### [SOURCE DOCUMENT]
##########
Chair Powell suggested at his March press conference that QT would begin in May and look like the prior QT, which began with a ramp up and ended with a ramp down. The Fed’s maturity profile for Treasury coupons is front loaded and for Agency MBS is an estimated $25b a month pace. An aggregate cap that begins at $50b and ramps up to $80b would achieve $3t in QT in around 3 years. The Fed’s Treasury bill holdings are not strictly part of a QE program and may be managed separately. Note that Agency MBS prepayments are expected to be very low in the coming years as borrowers have less incentive to refinance. This may argue for a steady non-binding cap on Agency MBS reinvestments with some outright sales in the third year.

Funding Uncle Sam
Over the next three years the market will have to absorb an unprecedented level of issuance as QT overlaps with historically high net issuance. QT does not change the size of the Treasury market but does change the composition of ownership. By the end of QT Non-Fed investors should hold $2t more Treasuries as Fed holdings decline by $2t. In addition, the overall size of the Treasury market is expected to increase by a projected ~$1.5t in net issuance a year. This projection may be conservative as Congressional spending has a history of increasing. Note that the exact maturity structure of the new issuance is determined at the discretion of Treasury.
##########
### [WHAT YOU SHOULD DO]
Reproduce the passage on the Fed's quantitative tightening word for word, starting with "Chair Powell suggested" and going on through "the third year.".

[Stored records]
##########
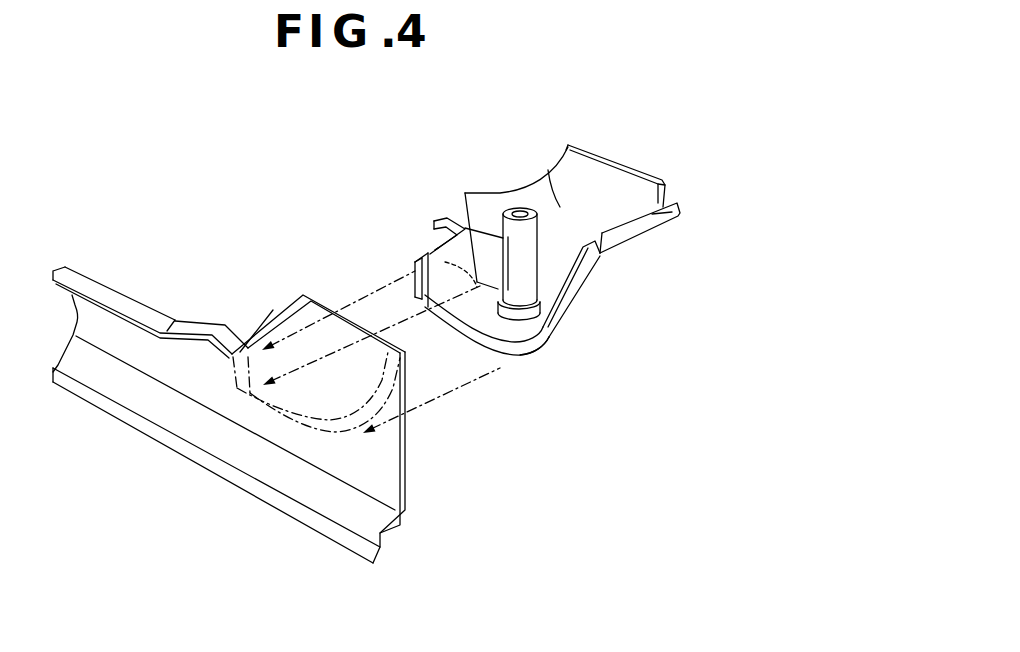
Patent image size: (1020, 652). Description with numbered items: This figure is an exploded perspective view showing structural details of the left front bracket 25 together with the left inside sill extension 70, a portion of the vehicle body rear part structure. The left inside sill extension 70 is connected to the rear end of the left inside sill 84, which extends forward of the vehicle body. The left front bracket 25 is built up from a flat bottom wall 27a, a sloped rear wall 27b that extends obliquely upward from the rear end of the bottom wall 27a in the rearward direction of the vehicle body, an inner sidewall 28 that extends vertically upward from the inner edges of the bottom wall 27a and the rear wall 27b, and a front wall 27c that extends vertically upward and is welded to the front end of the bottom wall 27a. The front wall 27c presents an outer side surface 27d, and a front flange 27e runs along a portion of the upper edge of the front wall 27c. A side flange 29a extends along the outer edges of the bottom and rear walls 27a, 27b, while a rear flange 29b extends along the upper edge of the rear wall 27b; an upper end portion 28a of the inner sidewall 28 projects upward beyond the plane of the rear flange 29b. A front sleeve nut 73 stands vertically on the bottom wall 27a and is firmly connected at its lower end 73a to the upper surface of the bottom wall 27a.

The left front bracket 25 is at (497, 190).
The flat bottom wall 27a is at (478, 313).
The sloped rear wall 27b is at (611, 271).
The front wall 27c is at (436, 232).
The outer side surface 27d is at (417, 310).
The front flange 27e is at (440, 219).
The inner sidewall 28 is at (546, 172).
The upper end portion 28a is at (620, 183).
The side flange 29a is at (547, 342).
The rear flange 29b is at (682, 215).
The left inside sill extension 70 is at (380, 472).
The front sleeve nut 73 is at (465, 230).
The lower end 73a is at (413, 270).
The left inside sill 84 is at (138, 348).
##########
### [COMPLETE RESPONSE]
Chair Powell suggested at his March press conference that QT would begin in May and look like the prior QT, which began with a ramp up and ended with a ramp down. The Fed’s maturity profile for Treasury coupons is front loaded and for Agency MBS is an estimated $25b a month pace. An aggregate cap that begins at $50b and ramps up to $80b would achieve $3t in QT in around 3 years. The Fed’s Treasury bill holdings are not strictly part of a QE program and may be managed separately. Note that Agency MBS prepayments are expected to be very low in the coming years as borrowers have less incentive to refinance. This may argue for a steady non-binding cap on Agency MBS reinvestments with some outright sales in the third year.